• Problem:
Write the listing below out again exactly, dropping the images.

• Dataset entries:
━━━━
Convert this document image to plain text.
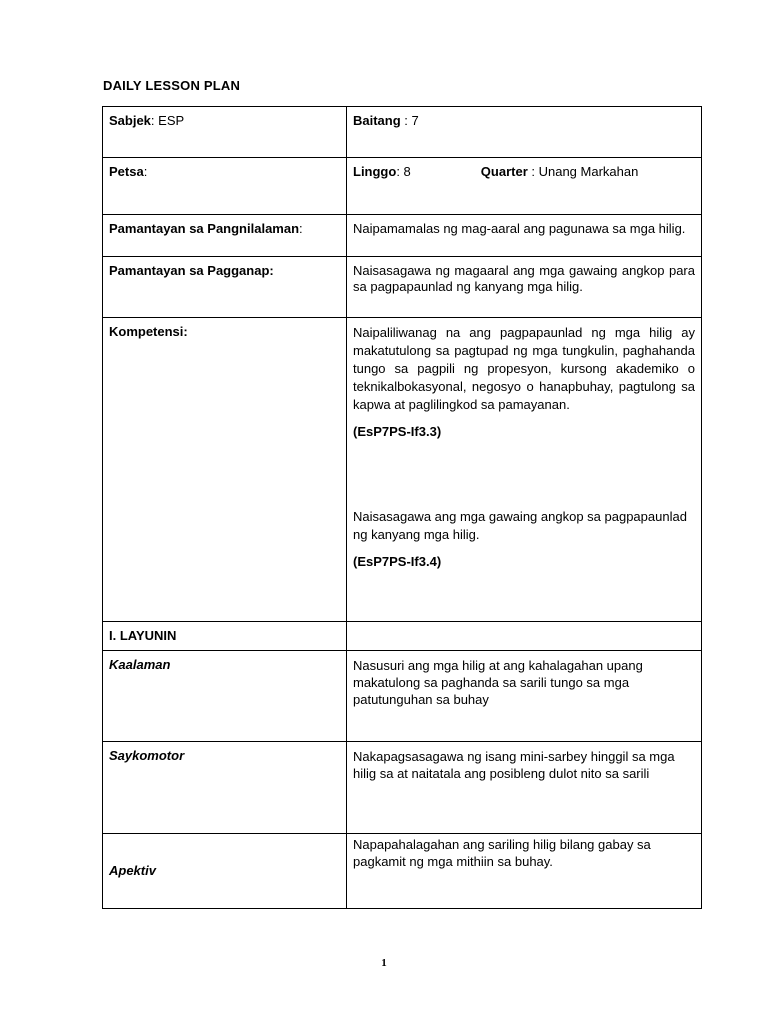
DAILY LESSON PLAN
Sabjek: ESP	Baitang : 7
Petsa:	Linggo: 8 Quarter : Unang Markahan
Pamantayan sa Pangnilalaman:	Naipamamalas ng mag-aaral ang pagunawa sa mga hilig.
Pamantayan sa Pagganap:	Naisasagawa ng magaaral ang mga gawaing angkop para sa pagpapaunlad ng kanyang mga hilig.
Kompetensi:	Naipaliliwanag na ang pagpapaunlad ng mga hilig ay makatutulong sa pagtupad ng mga tungkulin, paghahanda tungo sa pagpili ng propesyon, kursong akademiko o teknikalbokasyonal, negosyo o hanapbuhay, pagtulong sa kapwa at paglilingkod sa pamayanan.
(EsP7PS-If3.3)
Naisasagawa ang mga gawaing angkop sa pagpapaunlad ng kanyang mga hilig.
(EsP7PS-If3.4)

I. LAYUNIN	
Kaalaman	Nasusuri ang mga hilig at ang kahalagahan upang makatulong sa paghanda sa sarili tungo sa mga patutunguhan sa buhay
Saykomotor	Nakapagsasagawa ng isang mini-sarbey hinggil sa mga hilig sa at naitatala ang posibleng dulot nito sa sarili
Apektiv	Napapahalagahan ang sariling hilig bilang gabay sa pagkamit ng mga mithiin sa buhay.
1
━━━━
• Answer to the task:
Convert this document image to plain text.
DAILY LESSON PLAN
Sabjek: ESP	Baitang : 7
Petsa:	Linggo: 8 Quarter : Unang Markahan
Pamantayan sa Pangnilalaman:	Naipamamalas ng mag-aaral ang pagunawa sa mga hilig.
Pamantayan sa Pagganap:	Naisasagawa ng magaaral ang mga gawaing angkop para sa pagpapaunlad ng kanyang mga hilig.
Kompetensi:	Naipaliliwanag na ang pagpapaunlad ng mga hilig ay makatutulong sa pagtupad ng mga tungkulin, paghahanda tungo sa pagpili ng propesyon, kursong akademiko o teknikalbokasyonal, negosyo o hanapbuhay, pagtulong sa kapwa at paglilingkod sa pamayanan.
(EsP7PS-If3.3)
Naisasagawa ang mga gawaing angkop sa pagpapaunlad ng kanyang mga hilig.
(EsP7PS-If3.4)

I. LAYUNIN	
Kaalaman	Nasusuri ang mga hilig at ang kahalagahan upang makatulong sa paghanda sa sarili tungo sa mga patutunguhan sa buhay
Saykomotor	Nakapagsasagawa ng isang mini-sarbey hinggil sa mga hilig sa at naitatala ang posibleng dulot nito sa sarili
Apektiv	Napapahalagahan ang sariling hilig bilang gabay sa pagkamit ng mga mithiin sa buhay.
1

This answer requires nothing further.